Items:
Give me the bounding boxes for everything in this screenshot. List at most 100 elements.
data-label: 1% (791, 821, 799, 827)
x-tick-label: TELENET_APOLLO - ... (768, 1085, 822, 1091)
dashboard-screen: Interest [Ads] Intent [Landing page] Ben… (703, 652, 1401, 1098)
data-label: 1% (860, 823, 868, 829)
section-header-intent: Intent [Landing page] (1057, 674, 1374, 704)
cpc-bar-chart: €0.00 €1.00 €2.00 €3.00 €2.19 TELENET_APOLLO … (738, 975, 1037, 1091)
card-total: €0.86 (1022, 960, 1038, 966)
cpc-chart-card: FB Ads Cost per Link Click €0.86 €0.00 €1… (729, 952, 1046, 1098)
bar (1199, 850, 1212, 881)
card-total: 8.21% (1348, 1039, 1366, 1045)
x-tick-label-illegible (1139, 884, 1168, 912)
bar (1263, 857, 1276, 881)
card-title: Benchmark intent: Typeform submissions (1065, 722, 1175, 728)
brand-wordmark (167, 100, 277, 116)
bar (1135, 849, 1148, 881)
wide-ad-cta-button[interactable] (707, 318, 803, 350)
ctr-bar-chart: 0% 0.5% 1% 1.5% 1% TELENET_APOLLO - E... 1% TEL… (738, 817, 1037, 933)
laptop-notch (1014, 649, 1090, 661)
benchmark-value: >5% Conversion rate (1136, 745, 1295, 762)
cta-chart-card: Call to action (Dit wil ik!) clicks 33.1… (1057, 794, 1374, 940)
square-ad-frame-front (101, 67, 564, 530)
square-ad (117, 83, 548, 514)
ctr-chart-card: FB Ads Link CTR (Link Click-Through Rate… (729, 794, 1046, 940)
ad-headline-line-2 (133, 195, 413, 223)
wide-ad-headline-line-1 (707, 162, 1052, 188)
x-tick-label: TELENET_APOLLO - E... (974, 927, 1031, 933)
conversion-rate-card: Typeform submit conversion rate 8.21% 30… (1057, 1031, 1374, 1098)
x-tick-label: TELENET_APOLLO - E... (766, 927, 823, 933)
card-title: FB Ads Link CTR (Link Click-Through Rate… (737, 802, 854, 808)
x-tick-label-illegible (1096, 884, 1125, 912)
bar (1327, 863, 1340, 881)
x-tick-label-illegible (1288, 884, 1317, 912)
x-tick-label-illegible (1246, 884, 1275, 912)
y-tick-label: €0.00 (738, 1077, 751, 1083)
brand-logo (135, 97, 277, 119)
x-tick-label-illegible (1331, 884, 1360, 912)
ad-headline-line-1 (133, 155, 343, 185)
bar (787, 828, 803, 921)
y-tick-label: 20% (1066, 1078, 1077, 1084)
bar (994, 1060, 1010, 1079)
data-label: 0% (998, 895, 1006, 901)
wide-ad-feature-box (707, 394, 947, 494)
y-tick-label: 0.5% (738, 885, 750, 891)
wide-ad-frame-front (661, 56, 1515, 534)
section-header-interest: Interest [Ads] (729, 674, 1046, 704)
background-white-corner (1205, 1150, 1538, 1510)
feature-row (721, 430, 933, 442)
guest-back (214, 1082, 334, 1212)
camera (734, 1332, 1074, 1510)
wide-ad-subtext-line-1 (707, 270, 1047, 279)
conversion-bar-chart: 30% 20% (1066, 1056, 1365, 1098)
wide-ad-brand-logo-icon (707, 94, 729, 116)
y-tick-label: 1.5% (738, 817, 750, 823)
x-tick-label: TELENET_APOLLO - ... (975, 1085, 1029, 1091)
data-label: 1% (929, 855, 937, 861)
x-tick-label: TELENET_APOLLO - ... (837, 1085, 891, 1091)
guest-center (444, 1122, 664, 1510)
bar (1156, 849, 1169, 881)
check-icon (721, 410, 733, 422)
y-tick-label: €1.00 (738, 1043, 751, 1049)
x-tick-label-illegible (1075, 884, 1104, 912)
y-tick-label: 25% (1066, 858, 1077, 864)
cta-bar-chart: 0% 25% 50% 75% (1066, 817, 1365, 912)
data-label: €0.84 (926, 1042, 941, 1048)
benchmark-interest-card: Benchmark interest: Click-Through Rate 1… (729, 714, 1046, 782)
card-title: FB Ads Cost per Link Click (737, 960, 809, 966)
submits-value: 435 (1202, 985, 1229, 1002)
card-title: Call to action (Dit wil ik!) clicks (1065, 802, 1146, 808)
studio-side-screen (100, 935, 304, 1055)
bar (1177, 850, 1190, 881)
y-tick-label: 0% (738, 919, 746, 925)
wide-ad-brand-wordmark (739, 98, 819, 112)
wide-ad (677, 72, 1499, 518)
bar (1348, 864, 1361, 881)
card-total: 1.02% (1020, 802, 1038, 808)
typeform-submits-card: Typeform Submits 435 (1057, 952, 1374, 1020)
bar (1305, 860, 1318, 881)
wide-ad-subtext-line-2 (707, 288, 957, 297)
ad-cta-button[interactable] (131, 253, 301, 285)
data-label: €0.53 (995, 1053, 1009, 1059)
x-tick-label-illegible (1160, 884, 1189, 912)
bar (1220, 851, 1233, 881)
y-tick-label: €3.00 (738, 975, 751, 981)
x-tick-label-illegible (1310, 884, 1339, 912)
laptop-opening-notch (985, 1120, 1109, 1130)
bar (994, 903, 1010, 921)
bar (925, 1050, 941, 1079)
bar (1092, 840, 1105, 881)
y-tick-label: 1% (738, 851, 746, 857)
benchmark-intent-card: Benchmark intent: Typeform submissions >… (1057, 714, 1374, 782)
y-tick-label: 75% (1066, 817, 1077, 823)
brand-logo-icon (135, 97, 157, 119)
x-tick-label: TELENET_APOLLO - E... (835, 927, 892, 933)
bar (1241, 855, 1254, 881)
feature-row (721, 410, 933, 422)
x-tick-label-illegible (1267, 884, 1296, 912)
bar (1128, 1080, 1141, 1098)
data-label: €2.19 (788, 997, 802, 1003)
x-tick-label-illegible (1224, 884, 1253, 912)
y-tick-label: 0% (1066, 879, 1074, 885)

---

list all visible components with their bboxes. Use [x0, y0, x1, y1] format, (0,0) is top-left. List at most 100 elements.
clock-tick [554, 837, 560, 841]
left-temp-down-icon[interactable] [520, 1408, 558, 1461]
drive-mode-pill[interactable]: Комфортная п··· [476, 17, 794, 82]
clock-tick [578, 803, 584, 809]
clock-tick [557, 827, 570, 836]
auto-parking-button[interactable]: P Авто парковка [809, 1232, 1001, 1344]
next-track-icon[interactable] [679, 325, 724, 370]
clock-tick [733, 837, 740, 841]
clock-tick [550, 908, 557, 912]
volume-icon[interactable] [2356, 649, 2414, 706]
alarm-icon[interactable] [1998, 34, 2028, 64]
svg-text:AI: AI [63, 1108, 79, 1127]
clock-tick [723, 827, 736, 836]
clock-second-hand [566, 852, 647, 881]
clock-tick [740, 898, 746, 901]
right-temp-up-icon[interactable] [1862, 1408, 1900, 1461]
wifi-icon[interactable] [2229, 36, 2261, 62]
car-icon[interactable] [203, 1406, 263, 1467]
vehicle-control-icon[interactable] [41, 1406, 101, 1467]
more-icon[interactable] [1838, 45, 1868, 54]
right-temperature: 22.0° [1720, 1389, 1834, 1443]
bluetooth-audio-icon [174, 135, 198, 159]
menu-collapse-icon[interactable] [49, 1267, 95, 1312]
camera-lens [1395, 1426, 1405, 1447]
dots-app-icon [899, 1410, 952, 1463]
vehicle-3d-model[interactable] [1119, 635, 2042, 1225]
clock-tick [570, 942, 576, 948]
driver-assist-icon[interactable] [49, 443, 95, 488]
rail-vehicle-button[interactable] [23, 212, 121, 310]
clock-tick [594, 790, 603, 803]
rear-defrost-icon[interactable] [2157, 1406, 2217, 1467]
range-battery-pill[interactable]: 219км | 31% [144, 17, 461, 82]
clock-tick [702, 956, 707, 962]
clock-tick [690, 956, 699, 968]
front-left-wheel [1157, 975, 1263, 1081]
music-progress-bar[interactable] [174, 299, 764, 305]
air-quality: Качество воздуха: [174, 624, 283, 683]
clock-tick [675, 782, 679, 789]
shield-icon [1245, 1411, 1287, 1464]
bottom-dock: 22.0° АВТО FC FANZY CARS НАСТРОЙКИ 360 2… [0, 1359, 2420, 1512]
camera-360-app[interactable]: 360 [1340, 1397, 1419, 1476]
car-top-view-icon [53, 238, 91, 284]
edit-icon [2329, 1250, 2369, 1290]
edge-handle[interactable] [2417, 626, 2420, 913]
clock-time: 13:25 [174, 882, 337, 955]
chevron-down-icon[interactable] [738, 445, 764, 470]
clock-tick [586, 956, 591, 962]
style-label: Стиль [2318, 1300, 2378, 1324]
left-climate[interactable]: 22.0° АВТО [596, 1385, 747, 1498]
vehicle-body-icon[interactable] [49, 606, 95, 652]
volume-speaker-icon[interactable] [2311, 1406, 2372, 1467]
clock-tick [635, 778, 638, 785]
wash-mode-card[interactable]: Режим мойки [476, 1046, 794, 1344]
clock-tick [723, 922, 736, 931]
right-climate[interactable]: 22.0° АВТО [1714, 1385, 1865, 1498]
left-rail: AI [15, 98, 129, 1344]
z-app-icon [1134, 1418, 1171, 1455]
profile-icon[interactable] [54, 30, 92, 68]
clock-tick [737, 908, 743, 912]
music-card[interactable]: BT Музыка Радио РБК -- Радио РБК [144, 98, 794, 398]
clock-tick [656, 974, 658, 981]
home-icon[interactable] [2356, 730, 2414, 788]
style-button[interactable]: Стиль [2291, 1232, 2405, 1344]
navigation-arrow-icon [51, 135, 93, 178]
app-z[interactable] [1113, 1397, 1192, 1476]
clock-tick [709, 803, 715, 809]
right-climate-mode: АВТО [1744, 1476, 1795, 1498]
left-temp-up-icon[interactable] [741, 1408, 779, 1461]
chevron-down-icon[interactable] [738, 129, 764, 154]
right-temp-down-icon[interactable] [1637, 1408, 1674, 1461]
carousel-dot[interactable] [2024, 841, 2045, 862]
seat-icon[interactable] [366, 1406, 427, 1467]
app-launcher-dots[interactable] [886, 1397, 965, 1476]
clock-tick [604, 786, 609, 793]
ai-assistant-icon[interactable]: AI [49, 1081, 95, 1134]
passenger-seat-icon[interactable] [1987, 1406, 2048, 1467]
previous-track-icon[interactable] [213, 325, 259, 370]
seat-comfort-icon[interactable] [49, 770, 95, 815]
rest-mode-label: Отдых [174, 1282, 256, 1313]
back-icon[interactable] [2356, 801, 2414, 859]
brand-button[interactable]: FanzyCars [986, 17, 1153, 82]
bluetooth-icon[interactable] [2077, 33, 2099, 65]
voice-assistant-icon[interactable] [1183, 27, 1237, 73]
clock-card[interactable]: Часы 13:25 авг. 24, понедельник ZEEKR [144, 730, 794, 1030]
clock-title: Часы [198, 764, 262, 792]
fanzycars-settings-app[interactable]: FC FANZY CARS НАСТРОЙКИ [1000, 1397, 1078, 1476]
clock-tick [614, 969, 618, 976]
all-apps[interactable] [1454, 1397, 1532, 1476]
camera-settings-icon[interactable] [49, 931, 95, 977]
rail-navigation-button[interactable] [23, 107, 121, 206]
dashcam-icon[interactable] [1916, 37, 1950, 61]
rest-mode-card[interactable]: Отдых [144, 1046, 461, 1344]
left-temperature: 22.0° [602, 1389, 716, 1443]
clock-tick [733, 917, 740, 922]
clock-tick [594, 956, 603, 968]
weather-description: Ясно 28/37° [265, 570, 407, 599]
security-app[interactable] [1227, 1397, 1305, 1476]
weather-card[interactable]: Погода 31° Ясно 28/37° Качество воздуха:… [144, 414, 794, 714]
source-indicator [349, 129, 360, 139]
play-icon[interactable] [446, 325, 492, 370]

...

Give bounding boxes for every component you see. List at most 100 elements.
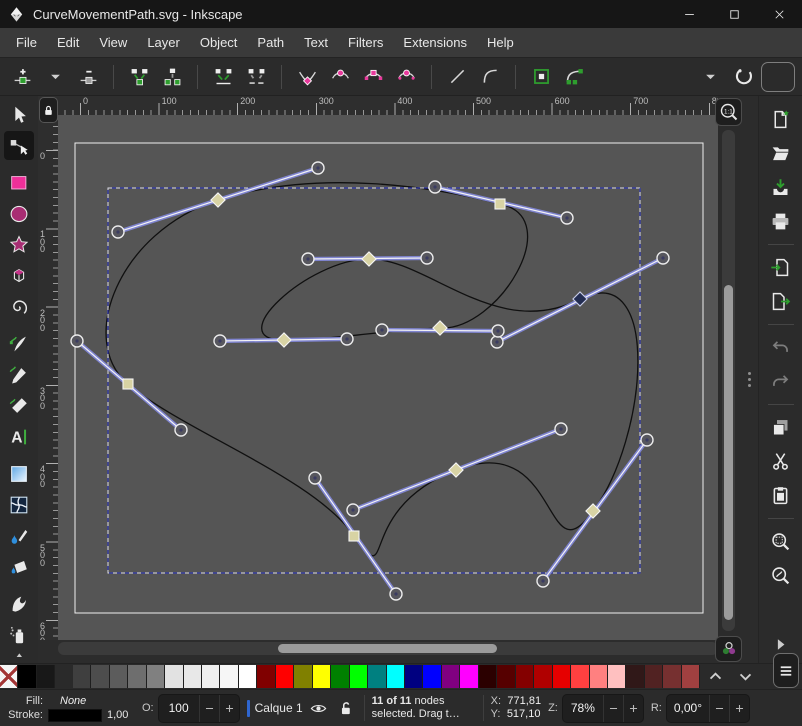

Requirements: Lay out the records from the line with "Give me the" to the line with "benchmark-value: >5% Conversion", both included, as a two-column CSV with the headers input and output. Put one row per record, with its text under input and its answer under output, each in a single quoted field and with line breaks replaced by spaces.

Result for this exercise:
input,output
"Give me the bounding boxes for everything in this screenshot. List at most 100 elements.","data-label: 1% (791, 821, 799, 827) x-tick-label: TELENET_APOLLO - ... (768, 1085, 822, 1091) dashboard-screen: Interest [Ads] Intent [Landing page] Ben… (703, 652, 1401, 1098) data-label: 1% (860, 823, 868, 829) section-header-intent: Intent [Landing page] (1057, 674, 1374, 704) cpc-bar-chart: €0.00 €1.00 €2.00 €3.00 €2.19 TELENET_APOLLO … (738, 975, 1037, 1091) card-total: €0.86 (1022, 960, 1038, 966) cpc-chart-card: FB Ads Cost per Link Click €0.86 €0.00 €1… (729, 952, 1046, 1098) bar (1199, 850, 1212, 881) card-total: 8.21% (1348, 1039, 1366, 1045) x-tick-label-illegible (1139, 884, 1168, 912) bar (1263, 857, 1276, 881) card-title: Benchmark intent: Typeform submissions (1065, 722, 1175, 728) brand-wordmark (167, 100, 277, 116) bar (1135, 849, 1148, 881) wide-ad-cta-button[interactable] (707, 318, 803, 350) ctr-bar-chart: 0% 0.5% 1% 1.5% 1% TELENET_APOLLO - E... 1% TEL… (738, 817, 1037, 933) laptop-notch (1014, 649, 1090, 661) benchmark-value: >5% Conversion rate (1136, 745, 1295, 762)"